## Supplied material
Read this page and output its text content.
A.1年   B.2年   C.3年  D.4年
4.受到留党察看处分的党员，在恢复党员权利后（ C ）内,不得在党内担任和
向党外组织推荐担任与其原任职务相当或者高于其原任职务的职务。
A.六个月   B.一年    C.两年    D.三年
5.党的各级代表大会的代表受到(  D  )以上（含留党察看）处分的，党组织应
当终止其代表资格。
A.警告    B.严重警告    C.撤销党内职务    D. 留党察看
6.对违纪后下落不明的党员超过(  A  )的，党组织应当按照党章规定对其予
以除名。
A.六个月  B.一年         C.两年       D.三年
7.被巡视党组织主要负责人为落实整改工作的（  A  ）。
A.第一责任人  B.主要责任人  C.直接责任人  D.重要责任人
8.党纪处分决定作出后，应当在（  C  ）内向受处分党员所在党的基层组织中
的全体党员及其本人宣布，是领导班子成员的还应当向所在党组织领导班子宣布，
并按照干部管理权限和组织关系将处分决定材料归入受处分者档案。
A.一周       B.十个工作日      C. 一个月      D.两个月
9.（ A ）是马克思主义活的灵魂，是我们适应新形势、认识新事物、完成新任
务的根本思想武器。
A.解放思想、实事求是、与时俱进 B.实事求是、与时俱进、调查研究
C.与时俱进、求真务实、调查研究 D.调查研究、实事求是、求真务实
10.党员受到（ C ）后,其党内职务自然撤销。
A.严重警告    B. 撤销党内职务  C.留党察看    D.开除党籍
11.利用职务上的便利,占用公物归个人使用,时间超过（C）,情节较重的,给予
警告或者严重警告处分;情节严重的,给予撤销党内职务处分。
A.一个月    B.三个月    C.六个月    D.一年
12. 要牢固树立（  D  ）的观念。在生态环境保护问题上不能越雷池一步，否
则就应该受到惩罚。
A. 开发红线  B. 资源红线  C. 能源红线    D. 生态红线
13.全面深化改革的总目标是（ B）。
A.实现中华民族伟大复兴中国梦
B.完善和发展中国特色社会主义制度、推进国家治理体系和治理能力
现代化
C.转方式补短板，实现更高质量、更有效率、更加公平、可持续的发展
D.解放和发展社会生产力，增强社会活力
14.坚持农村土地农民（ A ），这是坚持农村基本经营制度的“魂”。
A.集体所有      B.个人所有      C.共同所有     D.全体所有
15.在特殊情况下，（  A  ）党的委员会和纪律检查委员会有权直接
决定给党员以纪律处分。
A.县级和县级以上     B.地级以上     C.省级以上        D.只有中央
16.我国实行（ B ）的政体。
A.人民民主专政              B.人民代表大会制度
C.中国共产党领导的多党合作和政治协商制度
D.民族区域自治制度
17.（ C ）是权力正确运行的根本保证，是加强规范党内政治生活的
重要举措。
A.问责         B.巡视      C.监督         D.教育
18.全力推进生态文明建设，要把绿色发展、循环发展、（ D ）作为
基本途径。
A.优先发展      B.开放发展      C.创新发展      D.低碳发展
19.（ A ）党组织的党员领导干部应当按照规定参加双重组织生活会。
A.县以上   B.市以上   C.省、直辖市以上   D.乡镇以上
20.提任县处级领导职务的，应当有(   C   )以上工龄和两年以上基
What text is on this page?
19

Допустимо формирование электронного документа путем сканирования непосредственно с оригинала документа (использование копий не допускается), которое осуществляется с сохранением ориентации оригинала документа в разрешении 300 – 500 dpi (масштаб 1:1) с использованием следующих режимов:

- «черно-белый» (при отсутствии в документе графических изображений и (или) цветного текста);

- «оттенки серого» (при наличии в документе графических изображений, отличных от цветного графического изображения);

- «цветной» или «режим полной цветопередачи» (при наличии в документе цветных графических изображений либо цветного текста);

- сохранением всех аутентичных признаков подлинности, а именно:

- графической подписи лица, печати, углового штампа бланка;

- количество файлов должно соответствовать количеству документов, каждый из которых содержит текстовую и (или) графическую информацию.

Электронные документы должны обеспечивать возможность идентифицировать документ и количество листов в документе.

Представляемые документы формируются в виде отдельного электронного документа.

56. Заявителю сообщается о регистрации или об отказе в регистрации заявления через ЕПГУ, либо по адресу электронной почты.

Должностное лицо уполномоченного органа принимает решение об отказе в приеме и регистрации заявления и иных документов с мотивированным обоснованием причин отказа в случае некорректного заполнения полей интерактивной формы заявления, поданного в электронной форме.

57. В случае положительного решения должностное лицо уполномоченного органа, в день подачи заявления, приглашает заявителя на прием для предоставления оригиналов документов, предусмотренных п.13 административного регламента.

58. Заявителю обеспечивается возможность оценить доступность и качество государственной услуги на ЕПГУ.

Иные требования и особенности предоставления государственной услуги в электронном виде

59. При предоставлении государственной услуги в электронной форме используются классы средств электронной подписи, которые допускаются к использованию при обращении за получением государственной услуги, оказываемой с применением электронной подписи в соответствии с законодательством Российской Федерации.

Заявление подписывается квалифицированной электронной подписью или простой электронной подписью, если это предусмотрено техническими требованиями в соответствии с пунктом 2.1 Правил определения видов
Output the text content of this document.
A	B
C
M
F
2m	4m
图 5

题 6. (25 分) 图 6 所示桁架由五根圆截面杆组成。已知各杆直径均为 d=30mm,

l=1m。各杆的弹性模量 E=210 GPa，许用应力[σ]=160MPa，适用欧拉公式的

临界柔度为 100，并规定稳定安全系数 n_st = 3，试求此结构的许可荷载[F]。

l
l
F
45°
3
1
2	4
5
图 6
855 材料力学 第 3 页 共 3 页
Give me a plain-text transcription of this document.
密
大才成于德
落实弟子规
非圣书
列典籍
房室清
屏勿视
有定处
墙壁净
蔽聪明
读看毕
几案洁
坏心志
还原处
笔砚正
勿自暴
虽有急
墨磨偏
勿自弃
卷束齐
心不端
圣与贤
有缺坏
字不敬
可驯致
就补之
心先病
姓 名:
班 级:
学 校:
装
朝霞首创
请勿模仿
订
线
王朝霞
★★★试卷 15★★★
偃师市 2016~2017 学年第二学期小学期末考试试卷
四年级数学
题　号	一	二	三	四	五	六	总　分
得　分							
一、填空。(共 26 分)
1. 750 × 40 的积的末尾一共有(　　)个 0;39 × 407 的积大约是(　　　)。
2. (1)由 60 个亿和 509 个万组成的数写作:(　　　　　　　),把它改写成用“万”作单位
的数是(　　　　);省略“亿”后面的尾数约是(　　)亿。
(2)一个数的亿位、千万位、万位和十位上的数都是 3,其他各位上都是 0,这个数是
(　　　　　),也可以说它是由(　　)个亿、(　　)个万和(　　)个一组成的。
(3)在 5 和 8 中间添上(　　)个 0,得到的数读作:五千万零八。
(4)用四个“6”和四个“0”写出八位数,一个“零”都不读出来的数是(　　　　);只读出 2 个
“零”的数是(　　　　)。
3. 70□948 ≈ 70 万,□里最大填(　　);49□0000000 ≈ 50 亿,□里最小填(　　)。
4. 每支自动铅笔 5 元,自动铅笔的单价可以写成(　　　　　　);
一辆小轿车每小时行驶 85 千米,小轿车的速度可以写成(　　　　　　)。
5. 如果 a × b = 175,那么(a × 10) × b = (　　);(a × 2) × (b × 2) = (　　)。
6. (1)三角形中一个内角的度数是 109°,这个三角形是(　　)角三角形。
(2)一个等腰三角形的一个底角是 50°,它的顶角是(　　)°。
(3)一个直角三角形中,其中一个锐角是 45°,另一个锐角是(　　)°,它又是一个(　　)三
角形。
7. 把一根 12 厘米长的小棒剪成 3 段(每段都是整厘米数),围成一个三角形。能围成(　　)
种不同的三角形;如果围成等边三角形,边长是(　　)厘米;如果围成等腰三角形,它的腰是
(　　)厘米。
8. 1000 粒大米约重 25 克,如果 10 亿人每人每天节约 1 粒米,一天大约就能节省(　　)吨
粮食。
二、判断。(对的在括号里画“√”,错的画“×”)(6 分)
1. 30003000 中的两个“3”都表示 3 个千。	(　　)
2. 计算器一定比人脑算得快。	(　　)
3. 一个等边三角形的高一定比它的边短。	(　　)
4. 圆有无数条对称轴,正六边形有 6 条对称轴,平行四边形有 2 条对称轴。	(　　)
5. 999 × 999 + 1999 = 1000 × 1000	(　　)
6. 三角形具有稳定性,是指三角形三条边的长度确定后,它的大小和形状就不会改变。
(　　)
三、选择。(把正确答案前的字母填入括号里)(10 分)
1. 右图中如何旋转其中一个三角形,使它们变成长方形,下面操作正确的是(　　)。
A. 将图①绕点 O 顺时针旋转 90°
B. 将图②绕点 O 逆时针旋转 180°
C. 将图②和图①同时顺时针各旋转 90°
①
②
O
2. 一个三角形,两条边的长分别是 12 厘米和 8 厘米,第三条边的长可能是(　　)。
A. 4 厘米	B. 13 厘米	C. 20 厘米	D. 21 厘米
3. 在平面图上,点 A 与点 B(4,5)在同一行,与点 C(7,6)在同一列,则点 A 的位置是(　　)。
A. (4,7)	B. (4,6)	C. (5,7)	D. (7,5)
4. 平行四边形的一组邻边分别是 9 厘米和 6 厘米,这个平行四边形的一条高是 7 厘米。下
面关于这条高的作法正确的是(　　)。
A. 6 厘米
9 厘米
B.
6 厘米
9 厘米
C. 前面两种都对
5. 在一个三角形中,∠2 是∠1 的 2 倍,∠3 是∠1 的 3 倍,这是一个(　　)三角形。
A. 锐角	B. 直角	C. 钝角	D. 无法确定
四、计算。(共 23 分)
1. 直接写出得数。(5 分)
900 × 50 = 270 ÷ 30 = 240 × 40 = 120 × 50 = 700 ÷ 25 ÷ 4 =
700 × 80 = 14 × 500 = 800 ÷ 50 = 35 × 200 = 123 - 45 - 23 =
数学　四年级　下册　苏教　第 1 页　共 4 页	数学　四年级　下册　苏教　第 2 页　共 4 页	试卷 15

## Your instructions
Find every line containing the word "page", then give the total and nothing more.

## Final answer
2